Problem to solve => Transcribe each record below word for word.
-- Start Records --
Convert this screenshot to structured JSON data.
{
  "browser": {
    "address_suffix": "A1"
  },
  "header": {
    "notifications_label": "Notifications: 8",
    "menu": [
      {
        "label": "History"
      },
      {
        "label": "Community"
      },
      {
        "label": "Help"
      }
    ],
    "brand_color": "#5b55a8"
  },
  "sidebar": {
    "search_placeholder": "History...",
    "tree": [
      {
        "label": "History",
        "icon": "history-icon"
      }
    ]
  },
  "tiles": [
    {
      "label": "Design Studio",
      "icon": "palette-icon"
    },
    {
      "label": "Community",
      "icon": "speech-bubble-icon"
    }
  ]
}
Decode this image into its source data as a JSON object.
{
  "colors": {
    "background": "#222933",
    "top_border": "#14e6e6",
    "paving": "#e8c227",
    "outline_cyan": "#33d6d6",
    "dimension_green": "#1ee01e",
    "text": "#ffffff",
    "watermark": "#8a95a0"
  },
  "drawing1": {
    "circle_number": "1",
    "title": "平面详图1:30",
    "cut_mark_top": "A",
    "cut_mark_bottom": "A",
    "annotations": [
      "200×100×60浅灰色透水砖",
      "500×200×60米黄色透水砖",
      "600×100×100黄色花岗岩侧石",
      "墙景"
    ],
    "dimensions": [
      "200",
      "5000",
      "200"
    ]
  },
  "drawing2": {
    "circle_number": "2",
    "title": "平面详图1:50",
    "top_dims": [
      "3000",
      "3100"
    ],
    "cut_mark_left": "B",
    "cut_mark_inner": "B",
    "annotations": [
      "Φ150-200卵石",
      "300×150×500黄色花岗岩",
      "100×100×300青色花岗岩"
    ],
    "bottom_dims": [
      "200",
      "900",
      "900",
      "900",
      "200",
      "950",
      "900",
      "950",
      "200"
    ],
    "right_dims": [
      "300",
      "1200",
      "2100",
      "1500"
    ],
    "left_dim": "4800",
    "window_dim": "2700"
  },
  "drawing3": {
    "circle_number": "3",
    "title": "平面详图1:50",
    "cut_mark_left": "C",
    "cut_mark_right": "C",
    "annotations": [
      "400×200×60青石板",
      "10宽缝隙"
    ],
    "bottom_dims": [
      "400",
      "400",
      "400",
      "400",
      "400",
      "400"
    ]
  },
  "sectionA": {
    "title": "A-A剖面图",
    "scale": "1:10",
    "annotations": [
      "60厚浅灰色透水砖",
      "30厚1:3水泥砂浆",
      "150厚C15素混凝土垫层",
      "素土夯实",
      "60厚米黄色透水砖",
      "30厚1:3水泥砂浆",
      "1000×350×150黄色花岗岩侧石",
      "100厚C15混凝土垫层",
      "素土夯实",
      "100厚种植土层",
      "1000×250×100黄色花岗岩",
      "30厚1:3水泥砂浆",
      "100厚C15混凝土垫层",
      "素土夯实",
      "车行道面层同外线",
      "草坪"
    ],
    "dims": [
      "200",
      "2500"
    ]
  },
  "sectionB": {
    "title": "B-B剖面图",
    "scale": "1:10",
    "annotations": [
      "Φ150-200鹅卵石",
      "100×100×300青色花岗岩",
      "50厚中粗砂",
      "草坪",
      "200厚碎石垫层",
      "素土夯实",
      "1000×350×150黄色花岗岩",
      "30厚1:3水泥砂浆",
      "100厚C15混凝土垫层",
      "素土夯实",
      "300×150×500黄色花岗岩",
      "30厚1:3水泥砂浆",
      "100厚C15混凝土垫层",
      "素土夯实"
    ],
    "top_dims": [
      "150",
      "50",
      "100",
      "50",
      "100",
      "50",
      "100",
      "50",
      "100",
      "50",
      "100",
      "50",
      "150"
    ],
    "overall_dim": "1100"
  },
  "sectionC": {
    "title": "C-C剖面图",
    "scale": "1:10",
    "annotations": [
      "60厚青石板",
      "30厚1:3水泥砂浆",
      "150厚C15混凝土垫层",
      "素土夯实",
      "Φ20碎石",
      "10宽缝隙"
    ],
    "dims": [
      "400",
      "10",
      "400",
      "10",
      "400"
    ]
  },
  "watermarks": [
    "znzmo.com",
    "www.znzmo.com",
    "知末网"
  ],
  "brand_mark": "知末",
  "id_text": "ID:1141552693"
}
-- End Records --
Full response =>
Convert this screenshot to structured JSON data.
{
  "browser": {
    "address_suffix": "A1"
  },
  "header": {
    "notifications_label": "Notifications: 8",
    "menu": [
      {
        "label": "History"
      },
      {
        "label": "Community"
      },
      {
        "label": "Help"
      }
    ],
    "brand_color": "#5b55a8"
  },
  "sidebar": {
    "search_placeholder": "History...",
    "tree": [
      {
        "label": "History",
        "icon": "history-icon"
      }
    ]
  },
  "tiles": [
    {
      "label": "Design Studio",
      "icon": "palette-icon"
    },
    {
      "label": "Community",
      "icon": "speech-bubble-icon"
    }
  ]
}
Decode this image into its source data as a JSON object.
{
  "colors": {
    "background": "#222933",
    "top_border": "#14e6e6",
    "paving": "#e8c227",
    "outline_cyan": "#33d6d6",
    "dimension_green": "#1ee01e",
    "text": "#ffffff",
    "watermark": "#8a95a0"
  },
  "drawing1": {
    "circle_number": "1",
    "title": "平面详图1:30",
    "cut_mark_top": "A",
    "cut_mark_bottom": "A",
    "annotations": [
      "200×100×60浅灰色透水砖",
      "500×200×60米黄色透水砖",
      "600×100×100黄色花岗岩侧石",
      "墙景"
    ],
    "dimensions": [
      "200",
      "5000",
      "200"
    ]
  },
  "drawing2": {
    "circle_number": "2",
    "title": "平面详图1:50",
    "top_dims": [
      "3000",
      "3100"
    ],
    "cut_mark_left": "B",
    "cut_mark_inner": "B",
    "annotations": [
      "Φ150-200卵石",
      "300×150×500黄色花岗岩",
      "100×100×300青色花岗岩"
    ],
    "bottom_dims": [
      "200",
      "900",
      "900",
      "900",
      "200",
      "950",
      "900",
      "950",
      "200"
    ],
    "right_dims": [
      "300",
      "1200",
      "2100",
      "1500"
    ],
    "left_dim": "4800",
    "window_dim": "2700"
  },
  "drawing3": {
    "circle_number": "3",
    "title": "平面详图1:50",
    "cut_mark_left": "C",
    "cut_mark_right": "C",
    "annotations": [
      "400×200×60青石板",
      "10宽缝隙"
    ],
    "bottom_dims": [
      "400",
      "400",
      "400",
      "400",
      "400",
      "400"
    ]
  },
  "sectionA": {
    "title": "A-A剖面图",
    "scale": "1:10",
    "annotations": [
      "60厚浅灰色透水砖",
      "30厚1:3水泥砂浆",
      "150厚C15素混凝土垫层",
      "素土夯实",
      "60厚米黄色透水砖",
      "30厚1:3水泥砂浆",
      "1000×350×150黄色花岗岩侧石",
      "100厚C15混凝土垫层",
      "素土夯实",
      "100厚种植土层",
      "1000×250×100黄色花岗岩",
      "30厚1:3水泥砂浆",
      "100厚C15混凝土垫层",
      "素土夯实",
      "车行道面层同外线",
      "草坪"
    ],
    "dims": [
      "200",
      "2500"
    ]
  },
  "sectionB": {
    "title": "B-B剖面图",
    "scale": "1:10",
    "annotations": [
      "Φ150-200鹅卵石",
      "100×100×300青色花岗岩",
      "50厚中粗砂",
      "草坪",
      "200厚碎石垫层",
      "素土夯实",
      "1000×350×150黄色花岗岩",
      "30厚1:3水泥砂浆",
      "100厚C15混凝土垫层",
      "素土夯实",
      "300×150×500黄色花岗岩",
      "30厚1:3水泥砂浆",
      "100厚C15混凝土垫层",
      "素土夯实"
    ],
    "top_dims": [
      "150",
      "50",
      "100",
      "50",
      "100",
      "50",
      "100",
      "50",
      "100",
      "50",
      "100",
      "50",
      "150"
    ],
    "overall_dim": "1100"
  },
  "sectionC": {
    "title": "C-C剖面图",
    "scale": "1:10",
    "annotations": [
      "60厚青石板",
      "30厚1:3水泥砂浆",
      "150厚C15混凝土垫层",
      "素土夯实",
      "Φ20碎石",
      "10宽缝隙"
    ],
    "dims": [
      "400",
      "10",
      "400",
      "10",
      "400"
    ]
  },
  "watermarks": [
    "znzmo.com",
    "www.znzmo.com",
    "知末网"
  ],
  "brand_mark": "知末",
  "id_text": "ID:1141552693"
}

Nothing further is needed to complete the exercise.